RECORDS:
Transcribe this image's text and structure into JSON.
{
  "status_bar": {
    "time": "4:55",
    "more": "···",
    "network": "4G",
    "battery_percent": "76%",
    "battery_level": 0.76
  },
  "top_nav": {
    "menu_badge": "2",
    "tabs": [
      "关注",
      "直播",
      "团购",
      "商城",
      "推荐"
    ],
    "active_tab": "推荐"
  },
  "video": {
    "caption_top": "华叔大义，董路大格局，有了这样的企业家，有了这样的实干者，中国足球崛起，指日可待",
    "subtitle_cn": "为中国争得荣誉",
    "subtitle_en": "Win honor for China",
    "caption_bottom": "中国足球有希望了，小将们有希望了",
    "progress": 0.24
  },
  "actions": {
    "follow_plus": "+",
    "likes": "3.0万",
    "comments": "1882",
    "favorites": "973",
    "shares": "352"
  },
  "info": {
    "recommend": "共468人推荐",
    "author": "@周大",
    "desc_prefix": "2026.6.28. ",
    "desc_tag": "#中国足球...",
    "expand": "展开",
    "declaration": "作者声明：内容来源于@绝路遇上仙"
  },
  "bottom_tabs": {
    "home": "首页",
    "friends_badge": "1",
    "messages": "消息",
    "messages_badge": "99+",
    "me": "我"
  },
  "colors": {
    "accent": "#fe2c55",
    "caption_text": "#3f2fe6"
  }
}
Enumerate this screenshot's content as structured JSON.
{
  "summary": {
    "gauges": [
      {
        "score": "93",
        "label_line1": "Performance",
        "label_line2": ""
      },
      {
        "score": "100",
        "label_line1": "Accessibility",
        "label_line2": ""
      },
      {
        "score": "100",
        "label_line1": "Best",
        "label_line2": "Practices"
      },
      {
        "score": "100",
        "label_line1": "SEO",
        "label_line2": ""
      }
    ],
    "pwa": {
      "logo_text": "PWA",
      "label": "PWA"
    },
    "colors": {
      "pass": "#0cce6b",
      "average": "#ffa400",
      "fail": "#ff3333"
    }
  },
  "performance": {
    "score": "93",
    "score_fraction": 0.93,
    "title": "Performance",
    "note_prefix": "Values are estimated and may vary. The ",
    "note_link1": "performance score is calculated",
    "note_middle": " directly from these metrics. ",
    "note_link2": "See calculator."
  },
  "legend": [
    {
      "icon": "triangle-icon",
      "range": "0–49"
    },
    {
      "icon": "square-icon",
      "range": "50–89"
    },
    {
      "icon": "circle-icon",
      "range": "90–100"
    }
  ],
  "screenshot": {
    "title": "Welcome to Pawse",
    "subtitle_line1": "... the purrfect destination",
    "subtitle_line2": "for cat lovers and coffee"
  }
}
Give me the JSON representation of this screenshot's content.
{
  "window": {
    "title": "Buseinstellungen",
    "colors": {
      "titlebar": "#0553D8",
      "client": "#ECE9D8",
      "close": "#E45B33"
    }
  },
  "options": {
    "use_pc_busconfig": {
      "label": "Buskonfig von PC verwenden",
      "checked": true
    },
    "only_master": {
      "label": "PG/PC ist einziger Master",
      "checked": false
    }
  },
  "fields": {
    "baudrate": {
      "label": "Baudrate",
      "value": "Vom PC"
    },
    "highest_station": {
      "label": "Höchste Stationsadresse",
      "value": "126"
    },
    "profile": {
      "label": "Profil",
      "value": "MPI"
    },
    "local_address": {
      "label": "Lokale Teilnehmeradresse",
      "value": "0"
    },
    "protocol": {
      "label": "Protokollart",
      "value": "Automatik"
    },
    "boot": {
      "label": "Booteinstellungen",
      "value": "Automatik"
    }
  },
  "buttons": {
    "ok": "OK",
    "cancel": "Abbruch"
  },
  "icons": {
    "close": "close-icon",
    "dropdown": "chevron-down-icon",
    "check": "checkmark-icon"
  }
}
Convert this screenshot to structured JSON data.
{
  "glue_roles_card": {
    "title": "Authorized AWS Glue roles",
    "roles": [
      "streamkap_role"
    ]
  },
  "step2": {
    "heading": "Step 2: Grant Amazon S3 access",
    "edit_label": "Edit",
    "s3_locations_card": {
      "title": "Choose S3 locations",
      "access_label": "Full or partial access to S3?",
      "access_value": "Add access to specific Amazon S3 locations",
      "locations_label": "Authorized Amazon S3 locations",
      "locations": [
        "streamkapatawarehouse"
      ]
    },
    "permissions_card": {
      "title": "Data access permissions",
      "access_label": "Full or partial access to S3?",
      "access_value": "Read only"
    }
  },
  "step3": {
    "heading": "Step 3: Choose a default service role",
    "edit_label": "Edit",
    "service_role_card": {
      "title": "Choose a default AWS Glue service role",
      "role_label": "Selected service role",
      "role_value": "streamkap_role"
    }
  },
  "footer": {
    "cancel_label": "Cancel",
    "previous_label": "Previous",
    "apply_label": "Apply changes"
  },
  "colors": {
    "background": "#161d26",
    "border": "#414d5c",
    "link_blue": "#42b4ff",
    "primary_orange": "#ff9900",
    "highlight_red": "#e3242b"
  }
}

SHORT EXERCISE:
Say, as a number only, how many lines of the data contain "screenshot".

EXPECTED OUTPUT:
4